▶ What the task asks: Set out each line from the following listing that includes the word "early".

━━━━━━━━━━

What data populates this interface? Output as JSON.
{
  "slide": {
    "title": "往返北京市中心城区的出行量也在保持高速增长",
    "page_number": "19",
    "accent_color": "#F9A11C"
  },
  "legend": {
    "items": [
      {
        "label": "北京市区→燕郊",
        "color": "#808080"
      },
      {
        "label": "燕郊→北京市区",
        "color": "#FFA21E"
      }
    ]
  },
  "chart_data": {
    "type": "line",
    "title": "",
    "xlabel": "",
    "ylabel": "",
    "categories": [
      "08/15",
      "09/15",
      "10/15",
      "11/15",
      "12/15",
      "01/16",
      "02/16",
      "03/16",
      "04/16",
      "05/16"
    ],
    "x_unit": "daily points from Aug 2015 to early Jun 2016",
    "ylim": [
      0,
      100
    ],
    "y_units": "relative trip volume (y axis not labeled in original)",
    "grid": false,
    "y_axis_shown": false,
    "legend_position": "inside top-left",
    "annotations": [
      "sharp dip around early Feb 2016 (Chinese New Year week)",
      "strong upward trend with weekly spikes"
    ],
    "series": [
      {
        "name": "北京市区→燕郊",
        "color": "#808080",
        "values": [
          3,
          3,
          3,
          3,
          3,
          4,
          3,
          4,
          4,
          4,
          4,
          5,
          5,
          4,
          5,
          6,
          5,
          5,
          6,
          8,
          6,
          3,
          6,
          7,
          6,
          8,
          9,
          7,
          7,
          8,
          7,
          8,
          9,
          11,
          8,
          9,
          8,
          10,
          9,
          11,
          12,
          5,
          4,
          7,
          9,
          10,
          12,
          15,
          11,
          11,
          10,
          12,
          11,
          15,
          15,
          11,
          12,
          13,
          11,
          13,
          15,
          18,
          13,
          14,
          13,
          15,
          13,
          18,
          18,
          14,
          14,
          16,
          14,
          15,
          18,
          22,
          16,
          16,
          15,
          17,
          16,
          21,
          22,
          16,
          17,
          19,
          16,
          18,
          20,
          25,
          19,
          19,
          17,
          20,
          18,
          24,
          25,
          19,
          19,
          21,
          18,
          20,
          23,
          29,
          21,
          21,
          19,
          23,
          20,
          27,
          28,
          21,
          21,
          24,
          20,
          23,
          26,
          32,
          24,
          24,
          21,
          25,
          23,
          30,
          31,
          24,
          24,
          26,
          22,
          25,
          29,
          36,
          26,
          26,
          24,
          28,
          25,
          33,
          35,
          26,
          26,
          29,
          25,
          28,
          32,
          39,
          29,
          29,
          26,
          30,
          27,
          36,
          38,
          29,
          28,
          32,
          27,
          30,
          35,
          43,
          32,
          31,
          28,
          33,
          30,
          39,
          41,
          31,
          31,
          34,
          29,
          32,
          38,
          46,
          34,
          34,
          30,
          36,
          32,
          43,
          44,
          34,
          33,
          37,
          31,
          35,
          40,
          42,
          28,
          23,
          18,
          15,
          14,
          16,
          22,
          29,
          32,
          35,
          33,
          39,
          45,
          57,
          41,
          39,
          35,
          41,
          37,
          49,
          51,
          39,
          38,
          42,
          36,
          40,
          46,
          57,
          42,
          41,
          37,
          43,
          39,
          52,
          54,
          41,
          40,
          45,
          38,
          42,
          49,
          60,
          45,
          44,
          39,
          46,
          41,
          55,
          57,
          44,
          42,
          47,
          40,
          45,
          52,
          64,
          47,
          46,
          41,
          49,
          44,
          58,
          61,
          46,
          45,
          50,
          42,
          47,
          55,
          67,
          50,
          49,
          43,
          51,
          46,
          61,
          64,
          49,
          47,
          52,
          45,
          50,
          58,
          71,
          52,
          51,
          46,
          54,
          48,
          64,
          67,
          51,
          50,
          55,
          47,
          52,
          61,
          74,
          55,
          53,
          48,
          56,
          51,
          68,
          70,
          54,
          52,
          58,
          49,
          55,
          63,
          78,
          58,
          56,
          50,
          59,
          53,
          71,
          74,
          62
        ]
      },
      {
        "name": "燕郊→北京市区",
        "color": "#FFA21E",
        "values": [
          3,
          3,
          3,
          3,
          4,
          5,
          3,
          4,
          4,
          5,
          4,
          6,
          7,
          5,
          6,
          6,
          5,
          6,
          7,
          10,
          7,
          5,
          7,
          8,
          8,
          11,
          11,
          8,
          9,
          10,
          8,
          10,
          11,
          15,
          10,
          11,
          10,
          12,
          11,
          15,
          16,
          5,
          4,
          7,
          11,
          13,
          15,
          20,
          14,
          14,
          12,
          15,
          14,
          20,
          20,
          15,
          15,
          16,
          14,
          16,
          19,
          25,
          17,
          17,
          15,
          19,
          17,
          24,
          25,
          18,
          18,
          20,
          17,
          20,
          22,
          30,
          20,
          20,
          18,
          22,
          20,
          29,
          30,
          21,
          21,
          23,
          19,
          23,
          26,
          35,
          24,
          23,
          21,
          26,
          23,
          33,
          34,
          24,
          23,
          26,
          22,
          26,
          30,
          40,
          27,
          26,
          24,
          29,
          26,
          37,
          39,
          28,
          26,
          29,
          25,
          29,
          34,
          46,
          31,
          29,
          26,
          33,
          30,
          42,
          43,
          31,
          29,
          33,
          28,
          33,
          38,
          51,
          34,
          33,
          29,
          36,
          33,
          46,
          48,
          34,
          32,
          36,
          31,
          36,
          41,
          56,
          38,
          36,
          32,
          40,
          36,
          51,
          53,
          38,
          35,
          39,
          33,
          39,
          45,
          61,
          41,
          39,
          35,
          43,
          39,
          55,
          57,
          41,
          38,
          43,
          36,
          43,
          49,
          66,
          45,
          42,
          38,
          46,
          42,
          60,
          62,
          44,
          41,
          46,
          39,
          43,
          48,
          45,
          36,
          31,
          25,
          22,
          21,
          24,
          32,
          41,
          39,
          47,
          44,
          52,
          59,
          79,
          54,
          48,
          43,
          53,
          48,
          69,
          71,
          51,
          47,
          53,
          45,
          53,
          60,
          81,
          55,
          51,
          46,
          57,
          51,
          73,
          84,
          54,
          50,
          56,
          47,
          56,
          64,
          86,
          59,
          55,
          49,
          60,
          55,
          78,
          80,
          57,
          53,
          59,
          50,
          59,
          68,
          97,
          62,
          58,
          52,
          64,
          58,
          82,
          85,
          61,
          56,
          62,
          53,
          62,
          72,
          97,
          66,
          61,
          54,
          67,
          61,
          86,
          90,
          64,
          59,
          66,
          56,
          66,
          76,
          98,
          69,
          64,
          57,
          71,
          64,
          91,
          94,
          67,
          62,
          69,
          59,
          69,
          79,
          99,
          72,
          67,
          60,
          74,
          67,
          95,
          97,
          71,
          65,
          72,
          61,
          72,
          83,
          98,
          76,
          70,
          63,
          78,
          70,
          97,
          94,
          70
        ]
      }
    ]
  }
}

━━━━━━━━━━

▶ Exercise answer:
    "x_unit": "daily points from Aug 2015 to early Jun 2016",
      "sharp dip around early Feb 2016 (Chinese New Year week)",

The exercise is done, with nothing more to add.